>> start SUPPLIED MATERIAL

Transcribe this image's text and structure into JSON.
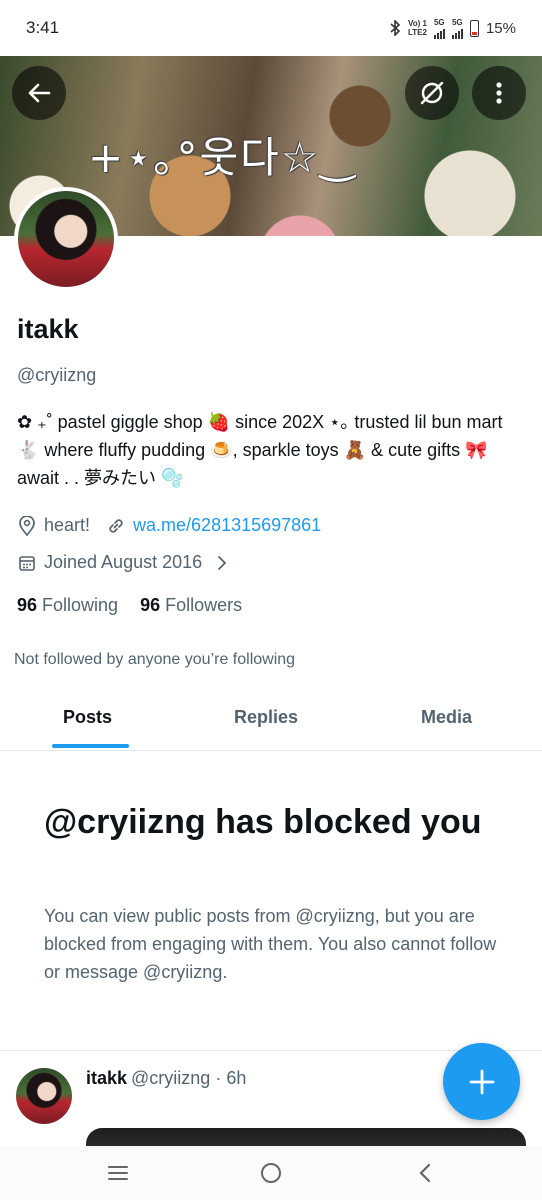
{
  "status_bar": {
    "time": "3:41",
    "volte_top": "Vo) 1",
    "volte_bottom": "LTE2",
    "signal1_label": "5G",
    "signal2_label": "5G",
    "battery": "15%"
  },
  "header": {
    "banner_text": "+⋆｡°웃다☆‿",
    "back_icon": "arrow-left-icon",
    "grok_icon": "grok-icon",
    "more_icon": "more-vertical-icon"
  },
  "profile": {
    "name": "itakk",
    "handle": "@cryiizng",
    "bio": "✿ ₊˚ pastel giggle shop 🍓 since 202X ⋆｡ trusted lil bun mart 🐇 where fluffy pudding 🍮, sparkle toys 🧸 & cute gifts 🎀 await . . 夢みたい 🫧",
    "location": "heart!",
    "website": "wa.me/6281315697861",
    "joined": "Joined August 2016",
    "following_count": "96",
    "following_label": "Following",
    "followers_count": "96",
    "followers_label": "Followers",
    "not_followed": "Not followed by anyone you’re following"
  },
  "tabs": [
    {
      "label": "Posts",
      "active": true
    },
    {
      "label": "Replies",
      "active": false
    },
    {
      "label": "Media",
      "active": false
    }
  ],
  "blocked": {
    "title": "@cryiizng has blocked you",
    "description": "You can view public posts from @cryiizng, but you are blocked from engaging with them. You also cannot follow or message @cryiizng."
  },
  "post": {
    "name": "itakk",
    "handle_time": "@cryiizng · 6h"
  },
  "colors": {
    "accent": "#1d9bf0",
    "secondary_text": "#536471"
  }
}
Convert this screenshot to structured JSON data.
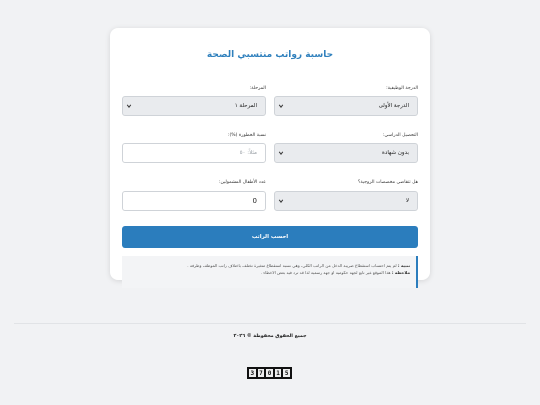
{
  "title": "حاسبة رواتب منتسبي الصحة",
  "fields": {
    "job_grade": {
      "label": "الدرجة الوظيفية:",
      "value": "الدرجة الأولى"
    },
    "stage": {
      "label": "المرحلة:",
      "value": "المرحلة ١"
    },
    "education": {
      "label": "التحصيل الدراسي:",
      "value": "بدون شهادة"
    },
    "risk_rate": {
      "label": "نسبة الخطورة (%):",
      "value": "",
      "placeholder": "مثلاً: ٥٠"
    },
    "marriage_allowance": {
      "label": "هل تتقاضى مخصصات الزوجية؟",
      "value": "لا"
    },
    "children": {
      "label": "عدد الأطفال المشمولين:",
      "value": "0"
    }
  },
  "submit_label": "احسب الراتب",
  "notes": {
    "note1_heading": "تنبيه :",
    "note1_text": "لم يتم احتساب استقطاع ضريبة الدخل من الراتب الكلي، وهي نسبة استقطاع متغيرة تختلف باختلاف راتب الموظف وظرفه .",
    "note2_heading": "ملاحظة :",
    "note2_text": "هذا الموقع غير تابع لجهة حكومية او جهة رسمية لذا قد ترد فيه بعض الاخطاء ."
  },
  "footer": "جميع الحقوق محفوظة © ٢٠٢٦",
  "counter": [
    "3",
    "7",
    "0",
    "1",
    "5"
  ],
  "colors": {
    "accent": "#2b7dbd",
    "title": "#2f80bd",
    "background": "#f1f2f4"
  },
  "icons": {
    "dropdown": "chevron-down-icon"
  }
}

>> end SUPPLIED MATERIAL

Retype the records exactly. Any image in them should not appear in what you write.

Transcribe this image's text and structure into JSON.
{
  "status_bar": {
    "time": "3:41",
    "volte_top": "Vo) 1",
    "volte_bottom": "LTE2",
    "signal1_label": "5G",
    "signal2_label": "5G",
    "battery": "15%"
  },
  "header": {
    "banner_text": "+⋆｡°웃다☆‿",
    "back_icon": "arrow-left-icon",
    "grok_icon": "grok-icon",
    "more_icon": "more-vertical-icon"
  },
  "profile": {
    "name": "itakk",
    "handle": "@cryiizng",
    "bio": "✿ ₊˚ pastel giggle shop 🍓 since 202X ⋆｡ trusted lil bun mart 🐇 where fluffy pudding 🍮, sparkle toys 🧸 & cute gifts 🎀 await . . 夢みたい 🫧",
    "location": "heart!",
    "website": "wa.me/6281315697861",
    "joined": "Joined August 2016",
    "following_count": "96",
    "following_label": "Following",
    "followers_count": "96",
    "followers_label": "Followers",
    "not_followed": "Not followed by anyone you’re following"
  },
  "tabs": [
    {
      "label": "Posts",
      "active": true
    },
    {
      "label": "Replies",
      "active": false
    },
    {
      "label": "Media",
      "active": false
    }
  ],
  "blocked": {
    "title": "@cryiizng has blocked you",
    "description": "You can view public posts from @cryiizng, but you are blocked from engaging with them. You also cannot follow or message @cryiizng."
  },
  "post": {
    "name": "itakk",
    "handle_time": "@cryiizng · 6h"
  },
  "colors": {
    "accent": "#1d9bf0",
    "secondary_text": "#536471"
  }
}
Convert this screenshot to structured JSON data.
{
  "title": "حاسبة رواتب منتسبي الصحة",
  "fields": {
    "job_grade": {
      "label": "الدرجة الوظيفية:",
      "value": "الدرجة الأولى"
    },
    "stage": {
      "label": "المرحلة:",
      "value": "المرحلة ١"
    },
    "education": {
      "label": "التحصيل الدراسي:",
      "value": "بدون شهادة"
    },
    "risk_rate": {
      "label": "نسبة الخطورة (%):",
      "value": "",
      "placeholder": "مثلاً: ٥٠"
    },
    "marriage_allowance": {
      "label": "هل تتقاضى مخصصات الزوجية؟",
      "value": "لا"
    },
    "children": {
      "label": "عدد الأطفال المشمولين:",
      "value": "0"
    }
  },
  "submit_label": "احسب الراتب",
  "notes": {
    "note1_heading": "تنبيه :",
    "note1_text": "لم يتم احتساب استقطاع ضريبة الدخل من الراتب الكلي، وهي نسبة استقطاع متغيرة تختلف باختلاف راتب الموظف وظرفه .",
    "note2_heading": "ملاحظة :",
    "note2_text": "هذا الموقع غير تابع لجهة حكومية او جهة رسمية لذا قد ترد فيه بعض الاخطاء ."
  },
  "footer": "جميع الحقوق محفوظة © ٢٠٢٦",
  "counter": [
    "3",
    "7",
    "0",
    "1",
    "5"
  ],
  "colors": {
    "accent": "#2b7dbd",
    "title": "#2f80bd",
    "background": "#f1f2f4"
  },
  "icons": {
    "dropdown": "chevron-down-icon"
  }
}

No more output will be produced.